● **Task objective**: Copy out all the lines in the records that include the word "Parameters".

>> START Data to use

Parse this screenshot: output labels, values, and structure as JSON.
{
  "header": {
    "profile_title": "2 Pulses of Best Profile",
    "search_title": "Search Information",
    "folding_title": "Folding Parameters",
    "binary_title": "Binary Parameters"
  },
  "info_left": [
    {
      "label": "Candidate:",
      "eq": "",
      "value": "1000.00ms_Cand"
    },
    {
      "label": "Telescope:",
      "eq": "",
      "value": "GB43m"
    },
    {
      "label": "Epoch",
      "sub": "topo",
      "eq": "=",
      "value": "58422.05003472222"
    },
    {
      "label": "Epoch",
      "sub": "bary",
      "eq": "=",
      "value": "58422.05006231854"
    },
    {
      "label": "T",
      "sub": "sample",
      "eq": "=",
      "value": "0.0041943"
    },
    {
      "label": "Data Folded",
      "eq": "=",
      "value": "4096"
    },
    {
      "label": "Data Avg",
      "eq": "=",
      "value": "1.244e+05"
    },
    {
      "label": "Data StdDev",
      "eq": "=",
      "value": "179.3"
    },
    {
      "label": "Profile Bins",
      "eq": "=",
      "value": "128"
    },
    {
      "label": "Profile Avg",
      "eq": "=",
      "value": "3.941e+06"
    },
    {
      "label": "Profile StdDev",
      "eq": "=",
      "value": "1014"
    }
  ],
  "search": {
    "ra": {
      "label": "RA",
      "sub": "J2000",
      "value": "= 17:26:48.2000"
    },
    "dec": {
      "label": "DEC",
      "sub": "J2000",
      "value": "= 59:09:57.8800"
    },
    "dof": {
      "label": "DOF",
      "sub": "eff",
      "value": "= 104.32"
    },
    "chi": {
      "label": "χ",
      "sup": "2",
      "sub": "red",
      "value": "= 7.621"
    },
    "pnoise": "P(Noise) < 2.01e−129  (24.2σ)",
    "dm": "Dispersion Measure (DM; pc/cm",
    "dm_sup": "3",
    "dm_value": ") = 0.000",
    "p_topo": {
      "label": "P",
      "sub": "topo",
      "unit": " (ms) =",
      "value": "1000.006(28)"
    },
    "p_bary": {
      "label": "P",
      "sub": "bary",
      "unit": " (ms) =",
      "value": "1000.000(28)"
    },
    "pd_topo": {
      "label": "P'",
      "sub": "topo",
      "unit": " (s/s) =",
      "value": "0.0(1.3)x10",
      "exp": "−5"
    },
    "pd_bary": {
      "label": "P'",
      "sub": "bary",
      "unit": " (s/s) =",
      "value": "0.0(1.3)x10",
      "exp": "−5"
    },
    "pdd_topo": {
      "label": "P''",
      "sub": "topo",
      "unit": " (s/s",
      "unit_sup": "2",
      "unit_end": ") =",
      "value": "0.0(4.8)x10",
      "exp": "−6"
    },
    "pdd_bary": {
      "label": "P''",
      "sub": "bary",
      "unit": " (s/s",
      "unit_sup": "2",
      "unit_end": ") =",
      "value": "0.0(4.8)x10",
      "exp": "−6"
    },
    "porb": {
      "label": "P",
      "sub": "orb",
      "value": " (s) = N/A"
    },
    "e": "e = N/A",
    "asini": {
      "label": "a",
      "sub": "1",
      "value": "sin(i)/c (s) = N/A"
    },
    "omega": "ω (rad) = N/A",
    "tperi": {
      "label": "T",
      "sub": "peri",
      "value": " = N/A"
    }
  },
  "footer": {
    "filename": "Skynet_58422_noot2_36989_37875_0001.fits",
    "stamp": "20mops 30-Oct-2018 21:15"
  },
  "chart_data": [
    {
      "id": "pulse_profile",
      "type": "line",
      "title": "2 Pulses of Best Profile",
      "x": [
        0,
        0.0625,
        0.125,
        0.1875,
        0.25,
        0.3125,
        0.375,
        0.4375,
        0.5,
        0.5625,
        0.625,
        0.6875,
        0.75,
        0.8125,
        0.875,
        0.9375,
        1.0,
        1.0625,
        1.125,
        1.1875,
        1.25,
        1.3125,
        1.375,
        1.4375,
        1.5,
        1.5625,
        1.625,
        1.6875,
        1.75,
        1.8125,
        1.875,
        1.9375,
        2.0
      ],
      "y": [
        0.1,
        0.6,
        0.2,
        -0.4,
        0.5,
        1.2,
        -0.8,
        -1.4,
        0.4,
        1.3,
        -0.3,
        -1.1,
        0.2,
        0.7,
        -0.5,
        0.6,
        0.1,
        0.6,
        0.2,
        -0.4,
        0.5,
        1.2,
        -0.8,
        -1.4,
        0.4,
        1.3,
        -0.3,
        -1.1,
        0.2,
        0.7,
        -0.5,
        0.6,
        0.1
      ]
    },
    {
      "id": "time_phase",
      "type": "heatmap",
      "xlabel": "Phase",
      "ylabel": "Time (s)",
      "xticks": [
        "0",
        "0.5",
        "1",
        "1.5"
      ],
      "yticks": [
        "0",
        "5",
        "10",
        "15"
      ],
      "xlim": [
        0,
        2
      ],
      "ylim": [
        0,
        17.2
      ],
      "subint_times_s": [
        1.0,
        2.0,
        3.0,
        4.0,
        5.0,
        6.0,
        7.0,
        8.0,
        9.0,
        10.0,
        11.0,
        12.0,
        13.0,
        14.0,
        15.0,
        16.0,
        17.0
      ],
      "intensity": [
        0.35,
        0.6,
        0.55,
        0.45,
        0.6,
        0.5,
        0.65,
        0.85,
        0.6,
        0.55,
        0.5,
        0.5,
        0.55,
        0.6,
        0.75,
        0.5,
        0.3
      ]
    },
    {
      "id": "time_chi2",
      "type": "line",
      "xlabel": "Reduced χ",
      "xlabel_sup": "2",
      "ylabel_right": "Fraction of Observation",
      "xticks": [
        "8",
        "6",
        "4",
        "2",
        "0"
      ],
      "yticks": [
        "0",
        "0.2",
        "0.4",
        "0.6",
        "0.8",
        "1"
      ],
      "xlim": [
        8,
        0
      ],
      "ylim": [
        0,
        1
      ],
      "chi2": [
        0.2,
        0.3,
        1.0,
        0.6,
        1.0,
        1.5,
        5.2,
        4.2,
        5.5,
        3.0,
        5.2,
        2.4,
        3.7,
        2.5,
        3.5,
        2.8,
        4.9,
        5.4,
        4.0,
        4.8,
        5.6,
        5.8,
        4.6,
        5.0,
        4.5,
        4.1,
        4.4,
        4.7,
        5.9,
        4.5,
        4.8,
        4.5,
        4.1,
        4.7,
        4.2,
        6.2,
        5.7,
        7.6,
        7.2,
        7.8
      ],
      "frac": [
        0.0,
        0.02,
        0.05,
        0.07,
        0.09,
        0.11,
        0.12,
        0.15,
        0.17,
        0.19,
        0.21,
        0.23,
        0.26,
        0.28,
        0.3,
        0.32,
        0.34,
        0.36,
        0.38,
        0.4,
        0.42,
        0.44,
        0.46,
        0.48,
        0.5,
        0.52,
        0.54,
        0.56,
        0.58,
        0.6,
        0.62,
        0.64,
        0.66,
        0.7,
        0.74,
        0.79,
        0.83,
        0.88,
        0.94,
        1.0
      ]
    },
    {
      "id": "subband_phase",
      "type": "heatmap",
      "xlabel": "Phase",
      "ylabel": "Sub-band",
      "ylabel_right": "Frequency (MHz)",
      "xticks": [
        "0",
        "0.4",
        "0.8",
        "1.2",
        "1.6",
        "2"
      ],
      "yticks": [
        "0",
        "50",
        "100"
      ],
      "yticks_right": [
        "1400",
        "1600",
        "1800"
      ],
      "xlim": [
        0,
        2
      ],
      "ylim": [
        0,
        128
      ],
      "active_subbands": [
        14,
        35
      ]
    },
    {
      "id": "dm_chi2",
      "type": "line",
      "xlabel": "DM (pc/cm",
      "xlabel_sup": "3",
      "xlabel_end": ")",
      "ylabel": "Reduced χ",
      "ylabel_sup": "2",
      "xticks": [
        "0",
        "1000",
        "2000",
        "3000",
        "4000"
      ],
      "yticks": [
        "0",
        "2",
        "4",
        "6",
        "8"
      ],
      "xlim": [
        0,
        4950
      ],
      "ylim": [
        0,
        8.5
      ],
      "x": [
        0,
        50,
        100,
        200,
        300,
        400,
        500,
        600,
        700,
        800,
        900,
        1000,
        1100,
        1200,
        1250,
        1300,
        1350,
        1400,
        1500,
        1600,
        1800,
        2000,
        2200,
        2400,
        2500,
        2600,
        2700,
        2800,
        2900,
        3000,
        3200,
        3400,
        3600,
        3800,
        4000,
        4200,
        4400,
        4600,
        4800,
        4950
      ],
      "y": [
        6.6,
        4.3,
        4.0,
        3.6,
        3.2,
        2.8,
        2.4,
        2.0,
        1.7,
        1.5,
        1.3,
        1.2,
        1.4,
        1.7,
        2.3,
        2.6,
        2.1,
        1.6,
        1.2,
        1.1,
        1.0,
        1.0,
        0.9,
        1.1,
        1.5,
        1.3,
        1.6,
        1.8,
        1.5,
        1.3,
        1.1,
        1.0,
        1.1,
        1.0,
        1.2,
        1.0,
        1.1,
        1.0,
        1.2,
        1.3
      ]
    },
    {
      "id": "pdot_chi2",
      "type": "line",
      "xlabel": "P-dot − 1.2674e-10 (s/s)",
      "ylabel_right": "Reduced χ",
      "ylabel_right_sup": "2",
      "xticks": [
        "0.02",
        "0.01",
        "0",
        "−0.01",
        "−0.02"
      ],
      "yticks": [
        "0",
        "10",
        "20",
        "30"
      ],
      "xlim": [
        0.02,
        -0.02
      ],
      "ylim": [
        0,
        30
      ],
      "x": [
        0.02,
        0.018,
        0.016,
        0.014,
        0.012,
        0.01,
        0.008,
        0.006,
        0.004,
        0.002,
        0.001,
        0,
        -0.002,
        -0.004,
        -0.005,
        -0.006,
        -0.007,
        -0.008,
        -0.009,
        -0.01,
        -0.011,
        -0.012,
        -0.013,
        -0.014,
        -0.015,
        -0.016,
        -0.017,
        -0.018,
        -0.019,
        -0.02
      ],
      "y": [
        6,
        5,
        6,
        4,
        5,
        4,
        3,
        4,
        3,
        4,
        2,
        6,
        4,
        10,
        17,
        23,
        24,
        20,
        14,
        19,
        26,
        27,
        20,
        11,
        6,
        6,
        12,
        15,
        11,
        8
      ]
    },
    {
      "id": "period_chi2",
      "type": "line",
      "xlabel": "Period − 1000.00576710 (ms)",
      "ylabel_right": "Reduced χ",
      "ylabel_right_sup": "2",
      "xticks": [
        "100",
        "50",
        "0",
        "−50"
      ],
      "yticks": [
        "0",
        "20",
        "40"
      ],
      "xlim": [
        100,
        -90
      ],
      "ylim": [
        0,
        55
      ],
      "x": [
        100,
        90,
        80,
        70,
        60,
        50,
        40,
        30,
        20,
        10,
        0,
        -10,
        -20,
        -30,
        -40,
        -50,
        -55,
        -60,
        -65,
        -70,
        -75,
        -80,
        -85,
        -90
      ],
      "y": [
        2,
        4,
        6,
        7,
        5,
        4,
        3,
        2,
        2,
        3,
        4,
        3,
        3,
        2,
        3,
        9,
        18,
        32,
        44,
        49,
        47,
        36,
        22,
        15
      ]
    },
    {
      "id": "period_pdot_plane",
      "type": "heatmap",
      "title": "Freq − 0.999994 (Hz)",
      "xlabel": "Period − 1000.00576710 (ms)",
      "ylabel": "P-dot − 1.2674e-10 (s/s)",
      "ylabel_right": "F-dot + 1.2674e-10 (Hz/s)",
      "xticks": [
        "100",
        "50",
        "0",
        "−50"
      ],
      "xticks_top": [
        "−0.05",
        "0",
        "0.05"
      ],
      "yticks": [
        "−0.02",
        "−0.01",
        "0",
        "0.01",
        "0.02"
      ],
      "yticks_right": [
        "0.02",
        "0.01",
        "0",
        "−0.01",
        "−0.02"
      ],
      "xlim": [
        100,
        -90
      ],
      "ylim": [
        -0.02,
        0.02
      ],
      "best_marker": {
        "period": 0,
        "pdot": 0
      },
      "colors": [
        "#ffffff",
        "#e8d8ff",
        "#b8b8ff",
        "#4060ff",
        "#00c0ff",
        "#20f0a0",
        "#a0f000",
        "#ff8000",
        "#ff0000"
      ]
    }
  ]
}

>> END Data to use

● **The completed task**:
    "folding_title": "Folding Parameters",
    "binary_title": "Binary Parameters"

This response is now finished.